# What you need to do
The records below are to be quoted in full; please keep every word exact.

# Data rows
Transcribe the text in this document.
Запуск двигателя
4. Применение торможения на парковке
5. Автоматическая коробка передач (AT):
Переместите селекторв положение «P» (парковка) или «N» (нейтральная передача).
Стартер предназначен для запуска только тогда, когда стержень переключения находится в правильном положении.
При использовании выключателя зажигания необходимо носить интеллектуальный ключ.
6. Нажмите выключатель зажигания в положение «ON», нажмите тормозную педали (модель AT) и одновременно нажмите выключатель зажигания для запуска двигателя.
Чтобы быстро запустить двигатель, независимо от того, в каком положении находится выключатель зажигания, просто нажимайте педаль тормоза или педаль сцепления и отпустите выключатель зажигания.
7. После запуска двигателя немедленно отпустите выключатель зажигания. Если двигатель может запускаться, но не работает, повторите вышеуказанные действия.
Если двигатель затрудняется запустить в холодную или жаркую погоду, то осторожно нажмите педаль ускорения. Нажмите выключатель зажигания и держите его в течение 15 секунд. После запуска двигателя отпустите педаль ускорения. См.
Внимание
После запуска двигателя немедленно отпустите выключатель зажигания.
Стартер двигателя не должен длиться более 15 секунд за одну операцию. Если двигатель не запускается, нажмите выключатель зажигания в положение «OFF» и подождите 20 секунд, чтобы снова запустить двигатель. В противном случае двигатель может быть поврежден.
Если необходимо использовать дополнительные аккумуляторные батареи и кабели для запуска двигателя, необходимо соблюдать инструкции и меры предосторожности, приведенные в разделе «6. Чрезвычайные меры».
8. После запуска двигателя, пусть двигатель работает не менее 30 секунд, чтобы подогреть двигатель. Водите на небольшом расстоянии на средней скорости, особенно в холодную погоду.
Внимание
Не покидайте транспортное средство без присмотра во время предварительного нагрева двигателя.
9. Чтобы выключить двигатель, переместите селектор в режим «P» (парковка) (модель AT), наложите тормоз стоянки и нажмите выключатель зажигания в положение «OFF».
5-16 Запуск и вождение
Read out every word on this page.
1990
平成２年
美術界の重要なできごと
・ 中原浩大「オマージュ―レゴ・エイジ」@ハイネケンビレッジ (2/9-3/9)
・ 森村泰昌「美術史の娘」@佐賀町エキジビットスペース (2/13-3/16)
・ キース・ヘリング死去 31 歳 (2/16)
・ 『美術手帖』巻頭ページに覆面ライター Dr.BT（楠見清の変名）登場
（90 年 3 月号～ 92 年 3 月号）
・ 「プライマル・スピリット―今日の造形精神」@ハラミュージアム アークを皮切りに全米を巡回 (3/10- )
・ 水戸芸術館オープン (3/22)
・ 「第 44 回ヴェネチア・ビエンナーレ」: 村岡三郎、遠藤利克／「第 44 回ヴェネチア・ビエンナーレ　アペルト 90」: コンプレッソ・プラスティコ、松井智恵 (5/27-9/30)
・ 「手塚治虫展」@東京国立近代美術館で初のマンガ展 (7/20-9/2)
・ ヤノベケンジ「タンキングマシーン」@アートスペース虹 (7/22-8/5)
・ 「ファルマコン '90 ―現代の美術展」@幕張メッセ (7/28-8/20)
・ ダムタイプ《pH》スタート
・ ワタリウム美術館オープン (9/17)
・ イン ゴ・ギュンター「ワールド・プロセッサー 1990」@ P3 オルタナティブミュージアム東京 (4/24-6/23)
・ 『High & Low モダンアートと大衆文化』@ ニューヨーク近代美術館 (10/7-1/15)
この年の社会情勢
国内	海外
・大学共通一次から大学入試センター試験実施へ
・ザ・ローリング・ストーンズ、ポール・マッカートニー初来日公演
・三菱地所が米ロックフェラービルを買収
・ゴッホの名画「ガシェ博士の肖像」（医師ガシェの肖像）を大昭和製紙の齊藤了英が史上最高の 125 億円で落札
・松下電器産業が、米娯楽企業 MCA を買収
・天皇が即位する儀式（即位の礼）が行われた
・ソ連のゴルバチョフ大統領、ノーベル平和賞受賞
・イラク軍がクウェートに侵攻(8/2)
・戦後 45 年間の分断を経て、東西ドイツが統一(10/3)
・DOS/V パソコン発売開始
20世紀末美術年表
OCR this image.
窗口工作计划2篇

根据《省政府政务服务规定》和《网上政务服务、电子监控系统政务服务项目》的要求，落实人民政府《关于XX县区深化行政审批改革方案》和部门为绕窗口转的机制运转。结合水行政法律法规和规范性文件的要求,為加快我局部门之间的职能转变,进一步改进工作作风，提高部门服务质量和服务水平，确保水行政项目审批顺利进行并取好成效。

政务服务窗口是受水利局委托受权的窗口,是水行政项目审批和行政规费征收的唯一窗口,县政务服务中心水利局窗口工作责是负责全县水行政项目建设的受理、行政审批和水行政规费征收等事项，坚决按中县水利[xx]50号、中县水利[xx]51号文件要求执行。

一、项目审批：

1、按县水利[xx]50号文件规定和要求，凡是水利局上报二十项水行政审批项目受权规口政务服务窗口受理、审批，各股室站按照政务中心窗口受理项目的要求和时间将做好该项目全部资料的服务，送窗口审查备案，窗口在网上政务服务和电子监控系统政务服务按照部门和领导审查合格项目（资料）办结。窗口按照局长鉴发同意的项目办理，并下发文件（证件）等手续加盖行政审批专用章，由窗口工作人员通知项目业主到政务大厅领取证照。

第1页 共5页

# Written reply
Transcribe the text in this document.
Запуск двигателя
4. Применение торможения на парковке
5. Автоматическая коробка передач (AT):
Переместите селекторв положение «P» (парковка) или «N» (нейтральная передача).
Стартер предназначен для запуска только тогда, когда стержень переключения находится в правильном положении.
При использовании выключателя зажигания необходимо носить интеллектуальный ключ.
6. Нажмите выключатель зажигания в положение «ON», нажмите тормозную педали (модель AT) и одновременно нажмите выключатель зажигания для запуска двигателя.
Чтобы быстро запустить двигатель, независимо от того, в каком положении находится выключатель зажигания, просто нажимайте педаль тормоза или педаль сцепления и отпустите выключатель зажигания.
7. После запуска двигателя немедленно отпустите выключатель зажигания. Если двигатель может запускаться, но не работает, повторите вышеуказанные действия.
Если двигатель затрудняется запустить в холодную или жаркую погоду, то осторожно нажмите педаль ускорения. Нажмите выключатель зажигания и держите его в течение 15 секунд. После запуска двигателя отпустите педаль ускорения. См.
Внимание
После запуска двигателя немедленно отпустите выключатель зажигания.
Стартер двигателя не должен длиться более 15 секунд за одну операцию. Если двигатель не запускается, нажмите выключатель зажигания в положение «OFF» и подождите 20 секунд, чтобы снова запустить двигатель. В противном случае двигатель может быть поврежден.
Если необходимо использовать дополнительные аккумуляторные батареи и кабели для запуска двигателя, необходимо соблюдать инструкции и меры предосторожности, приведенные в разделе «6. Чрезвычайные меры».
8. После запуска двигателя, пусть двигатель работает не менее 30 секунд, чтобы подогреть двигатель. Водите на небольшом расстоянии на средней скорости, особенно в холодную погоду.
Внимание
Не покидайте транспортное средство без присмотра во время предварительного нагрева двигателя.
9. Чтобы выключить двигатель, переместите селектор в режим «P» (парковка) (модель AT), наложите тормоз стоянки и нажмите выключатель зажигания в положение «OFF».
5-16 Запуск и вождение
Read out every word on this page.
1990
平成２年
美術界の重要なできごと
・ 中原浩大「オマージュ―レゴ・エイジ」@ハイネケンビレッジ (2/9-3/9)
・ 森村泰昌「美術史の娘」@佐賀町エキジビットスペース (2/13-3/16)
・ キース・ヘリング死去 31 歳 (2/16)
・ 『美術手帖』巻頭ページに覆面ライター Dr.BT（楠見清の変名）登場
（90 年 3 月号～ 92 年 3 月号）
・ 「プライマル・スピリット―今日の造形精神」@ハラミュージアム アークを皮切りに全米を巡回 (3/10- )
・ 水戸芸術館オープン (3/22)
・ 「第 44 回ヴェネチア・ビエンナーレ」: 村岡三郎、遠藤利克／「第 44 回ヴェネチア・ビエンナーレ　アペルト 90」: コンプレッソ・プラスティコ、松井智恵 (5/27-9/30)
・ 「手塚治虫展」@東京国立近代美術館で初のマンガ展 (7/20-9/2)
・ ヤノベケンジ「タンキングマシーン」@アートスペース虹 (7/22-8/5)
・ 「ファルマコン '90 ―現代の美術展」@幕張メッセ (7/28-8/20)
・ ダムタイプ《pH》スタート
・ ワタリウム美術館オープン (9/17)
・ イン ゴ・ギュンター「ワールド・プロセッサー 1990」@ P3 オルタナティブミュージアム東京 (4/24-6/23)
・ 『High & Low モダンアートと大衆文化』@ ニューヨーク近代美術館 (10/7-1/15)
この年の社会情勢
国内	海外
・大学共通一次から大学入試センター試験実施へ
・ザ・ローリング・ストーンズ、ポール・マッカートニー初来日公演
・三菱地所が米ロックフェラービルを買収
・ゴッホの名画「ガシェ博士の肖像」（医師ガシェの肖像）を大昭和製紙の齊藤了英が史上最高の 125 億円で落札
・松下電器産業が、米娯楽企業 MCA を買収
・天皇が即位する儀式（即位の礼）が行われた
・ソ連のゴルバチョフ大統領、ノーベル平和賞受賞
・イラク軍がクウェートに侵攻(8/2)
・戦後 45 年間の分断を経て、東西ドイツが統一(10/3)
・DOS/V パソコン発売開始
20世紀末美術年表
OCR this image.
窗口工作计划2篇

根据《省政府政务服务规定》和《网上政务服务、电子监控系统政务服务项目》的要求，落实人民政府《关于XX县区深化行政审批改革方案》和部门为绕窗口转的机制运转。结合水行政法律法规和规范性文件的要求,為加快我局部门之间的职能转变,进一步改进工作作风，提高部门服务质量和服务水平，确保水行政项目审批顺利进行并取好成效。

政务服务窗口是受水利局委托受权的窗口,是水行政项目审批和行政规费征收的唯一窗口,县政务服务中心水利局窗口工作责是负责全县水行政项目建设的受理、行政审批和水行政规费征收等事项，坚决按中县水利[xx]50号、中县水利[xx]51号文件要求执行。

一、项目审批：

1、按县水利[xx]50号文件规定和要求，凡是水利局上报二十项水行政审批项目受权规口政务服务窗口受理、审批，各股室站按照政务中心窗口受理项目的要求和时间将做好该项目全部资料的服务，送窗口审查备案，窗口在网上政务服务和电子监控系统政务服务按照部门和领导审查合格项目（资料）办结。窗口按照局长鉴发同意的项目办理，并下发文件（证件）等手续加盖行政审批专用章，由窗口工作人员通知项目业主到政务大厅领取证照。

第1页 共5页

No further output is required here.